(Records from a data collection)
________________________

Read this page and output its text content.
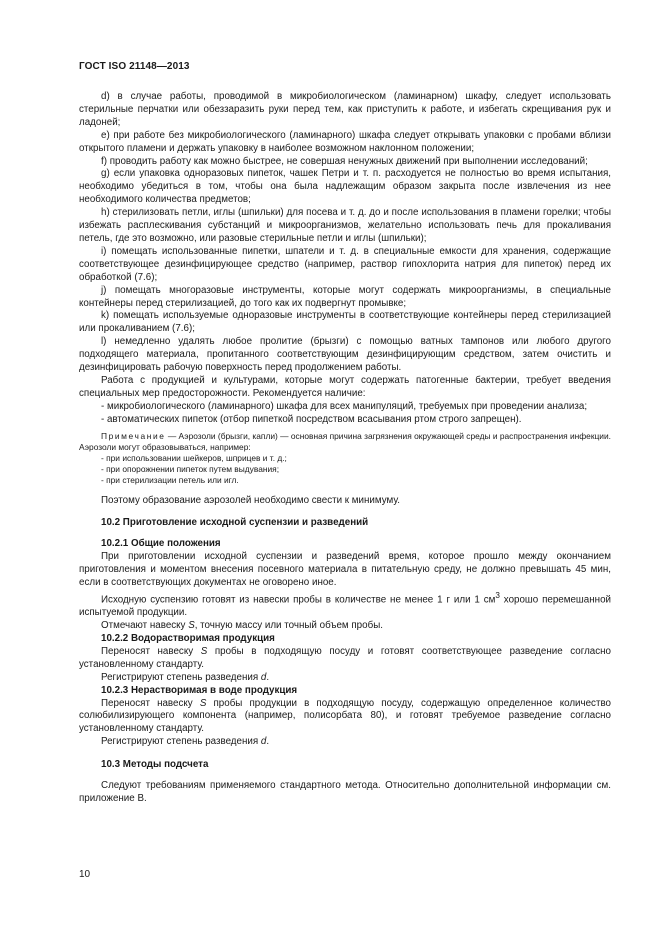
ГОСТ ISO 21148—2013

d) в случае работы, проводимой в микробиологическом (ламинарном) шкафу, следует использовать стерильные перчатки или обеззаразить руки перед тем, как приступить к работе, и избегать скрещивания рук и ладоней;

e) при работе без микробиологического (ламинарного) шкафа следует открывать упаковки с пробами вблизи открытого пламени и держать упаковку в наиболее возможном наклонном положении;

f) проводить работу как можно быстрее, не совершая ненужных движений при выполнении исследований;

g) если упаковка одноразовых пипеток, чашек Петри и т. п. расходуется не полностью во время испытания, необходимо убедиться в том, чтобы она была надлежащим образом закрыта после извлечения из нее необходимого количества предметов;

h) стерилизовать петли, иглы (шпильки) для посева и т. д. до и после использования в пламени горелки; чтобы избежать расплескивания субстанций и микроорганизмов, желательно использовать печь для прокаливания петель, где это возможно, или разовые стерильные петли и иглы (шпильки);

i) помещать использованные пипетки, шпатели и т. д. в специальные емкости для хранения, содержащие соответствующее дезинфицирующее средство (например, раствор гипохлорита натрия для пипеток) перед их обработкой (7.6);

j) помещать многоразовые инструменты, которые могут содержать микроорганизмы, в специальные контейнеры перед стерилизацией, до того как их подвергнут промывке;

k) помещать используемые одноразовые инструменты в соответствующие контейнеры перед стерилизацией или прокаливанием (7.6);

l) немедленно удалять любое пролитие (брызги) с помощью ватных тампонов или любого другого подходящего материала, пропитанного соответствующим дезинфицирующим средством, затем очистить и дезинфицировать рабочую поверхность перед продолжением работы.

Работа с продукцией и культурами, которые могут содержать патогенные бактерии, требует введения специальных мер предосторожности. Рекомендуется наличие:

- микробиологического (ламинарного) шкафа для всех манипуляций, требуемых при проведении анализа;

- автоматических пипеток (отбор пипеткой посредством всасывания ртом строго запрещен).

Примечание — Аэрозоли (брызги, капли) — основная причина загрязнения окружающей среды и распространения инфекции. Аэрозоли могут образовываться, например:

- при использовании шейкеров, шприцев и т. д.;

- при опорожнении пипеток путем выдувания;

- при стерилизации петель или игл.

Поэтому образование аэрозолей необходимо свести к минимуму.

10.2 Приготовление исходной суспензии и разведений

10.2.1 Общие положения

При приготовлении исходной суспензии и разведений время, которое прошло между окончанием приготовления и моментом внесения посевного материала в питательную среду, не должно превышать 45 мин, если в соответствующих документах не оговорено иное.

Исходную суспензию готовят из навески пробы в количестве не менее 1 г или 1 $см^3$ хорошо перемешанной испытуемой продукции.

Отмечают навеску S, точную массу или точный объем пробы.

10.2.2 Водорастворимая продукция

Переносят навеску S пробы в подходящую посуду и готовят соответствующее разведение согласно установленному стандарту.

Регистрируют степень разведения d.

10.2.3 Нерастворимая в воде продукция

Переносят навеску S пробы продукции в подходящую посуду, содержащую определенное количество солюбилизирующего компонента (например, полисорбата 80), и готовят требуемое разведение согласно установленному стандарту.

Регистрируют степень разведения d.

10.3 Методы подсчета

Следуют требованиям применяемого стандартного метода. Относительно дополнительной информации см. приложение В.

10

________________________

**WORK TO DO**
The word "микробиологического" may appear on some lines. Report how many lines hold it, giving the number alone.

**TASK SOLUTION**
2